--- Text shown ---

################

How Does Gene Therapy Work?

How Does Gene Therapy Work?

What is Gene Therapy?

DNA is a complicated beast. We still don't know what most of it does. However, we do know that less than 2% of our DNA encodes the recipes for life-sustaining proteins. And when one of these recipes is faulty, we see the physical manifestation of disease.

Faulty genes are implicated in more than 6,000 disorders—including cancer, heart disease, and diabetes—with more described in the literature every year. And while some mutations are present since birth, other changes are triggered by interactions with our environment.

Gene therapy is a single or multi-dose treatment that replaces the disease-causing DNA in target cells. The new genes can integrate fully as chromosomal DNA or persist separately as episomal DNA, both of which remain in the cell nucleus.

Gene therapy re-writes tiny parts of our source code so we can produce essential proteins, preventing a cascade of malfunctions that otherwise result in serious disease.

Since 1990, gene therapy has been targeted at rare childhood diseases caused by single-gene mutations. The scope was gradually expanded over the course of more than 3,000 clinical trials. Today, this "living drug" is now used to treat certain cancers and metabolic disorders, as well as neuronal, immune, and infectious diseases.

In time, gene therapy could widely replace chemotherapy and radiotherapy—treatments which neither cure nor prevent the genetic errors that cause cancer, but often produce many side effects.

################

--- Dataset extract ---
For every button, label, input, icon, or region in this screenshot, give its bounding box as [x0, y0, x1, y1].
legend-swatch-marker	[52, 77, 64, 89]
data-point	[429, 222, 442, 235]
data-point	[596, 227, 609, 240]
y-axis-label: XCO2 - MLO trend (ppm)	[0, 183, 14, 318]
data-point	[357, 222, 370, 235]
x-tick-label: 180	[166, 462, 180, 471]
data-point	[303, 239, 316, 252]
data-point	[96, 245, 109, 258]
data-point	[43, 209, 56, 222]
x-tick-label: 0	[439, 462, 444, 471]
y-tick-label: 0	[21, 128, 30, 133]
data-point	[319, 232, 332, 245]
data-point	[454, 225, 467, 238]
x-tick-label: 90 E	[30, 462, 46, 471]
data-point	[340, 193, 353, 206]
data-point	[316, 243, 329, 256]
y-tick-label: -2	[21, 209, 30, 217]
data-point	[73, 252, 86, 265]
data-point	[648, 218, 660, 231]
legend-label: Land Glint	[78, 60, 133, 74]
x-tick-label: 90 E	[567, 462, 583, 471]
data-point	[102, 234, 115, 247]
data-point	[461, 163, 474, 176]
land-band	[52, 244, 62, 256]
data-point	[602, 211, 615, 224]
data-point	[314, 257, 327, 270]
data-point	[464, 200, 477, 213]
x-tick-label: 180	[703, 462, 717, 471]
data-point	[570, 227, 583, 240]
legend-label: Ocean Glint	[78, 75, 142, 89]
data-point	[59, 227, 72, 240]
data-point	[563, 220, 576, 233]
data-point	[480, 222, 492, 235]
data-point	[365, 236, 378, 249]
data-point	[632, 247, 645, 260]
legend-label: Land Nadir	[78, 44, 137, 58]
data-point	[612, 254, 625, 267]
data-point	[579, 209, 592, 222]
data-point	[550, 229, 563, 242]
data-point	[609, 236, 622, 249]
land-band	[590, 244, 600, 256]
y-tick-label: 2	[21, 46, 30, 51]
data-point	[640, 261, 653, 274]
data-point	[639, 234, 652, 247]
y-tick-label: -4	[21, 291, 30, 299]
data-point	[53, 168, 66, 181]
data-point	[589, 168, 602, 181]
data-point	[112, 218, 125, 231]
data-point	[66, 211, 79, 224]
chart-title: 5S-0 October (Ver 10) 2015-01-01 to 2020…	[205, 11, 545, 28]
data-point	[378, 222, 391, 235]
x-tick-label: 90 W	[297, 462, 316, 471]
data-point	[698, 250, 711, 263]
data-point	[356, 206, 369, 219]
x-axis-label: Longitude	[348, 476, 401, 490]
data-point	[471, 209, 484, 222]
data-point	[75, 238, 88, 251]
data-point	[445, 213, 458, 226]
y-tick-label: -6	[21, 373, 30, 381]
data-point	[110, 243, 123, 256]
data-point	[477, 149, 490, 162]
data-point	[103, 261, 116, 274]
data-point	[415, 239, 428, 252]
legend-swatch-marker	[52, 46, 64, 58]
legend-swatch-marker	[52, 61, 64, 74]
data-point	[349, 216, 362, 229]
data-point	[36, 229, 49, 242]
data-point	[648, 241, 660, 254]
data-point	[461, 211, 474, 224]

################

--- What you need to do ---
[1] List the kinds of disease that, according to the gene therapy text, gene therapy is used to treat today.
[2] In the gene therapy text, what share of our DNA encodes the recipes for life-sustaining proteins?
[3] Please continue the gene therapy text from where it stops.

--- Answers to the exercises ---
[1]
- Certain cancers
- Metabolic disorders
- Neuronal diseases
- Immune diseases
- Infectious diseases

[2] Less than 2%.

[3]
The scope for gene therapy is huge: almost every cell in the body contains protein-coding genes that are critical to their function.

But what are the risks of introducing new DNA into the body? Let's look a bit closer at the biology.

The Structure of DNA

Your DNA lives inside the nucleus of almost every cell in your body, presenting under the microscope as thin strands of chromatin. If we were to zoom in, we'd see these fine strands are actually the DNA double helix: a twisted ladder whose rungs are made of bases (A, C, G, T). Genes are made of thousands of bases in sequence.

When cells divide, DNA coils up into 46 chromosomes to prevent it from tangling or becoming damaged. This is a good opportunity to see how bases, genes, chromosomes, and DNA relate to each other.

Illustration of how genes coil into chromosomes

The DNA alphabet has only four letters—adenine (A), cytosine (C), guanine (G), and thymine (T)—which, in their thousands, produce entire genes stored in the double helix.

The Human Genome Project revealed we have ~20,000 genes which encode ~20,000 proteins. Examples of proteins include haemoglobin, antibodies, and hormones.

Types of Gene Therapy

Faulty genes can lead to minor or catastrophic failure.

Consider cystic fibrosis, which is often caused by a nonsense mutation. An early stop signal (made up of just three bases) means the genetic sequence is cut short and cells can no longer produce the protein CFTR.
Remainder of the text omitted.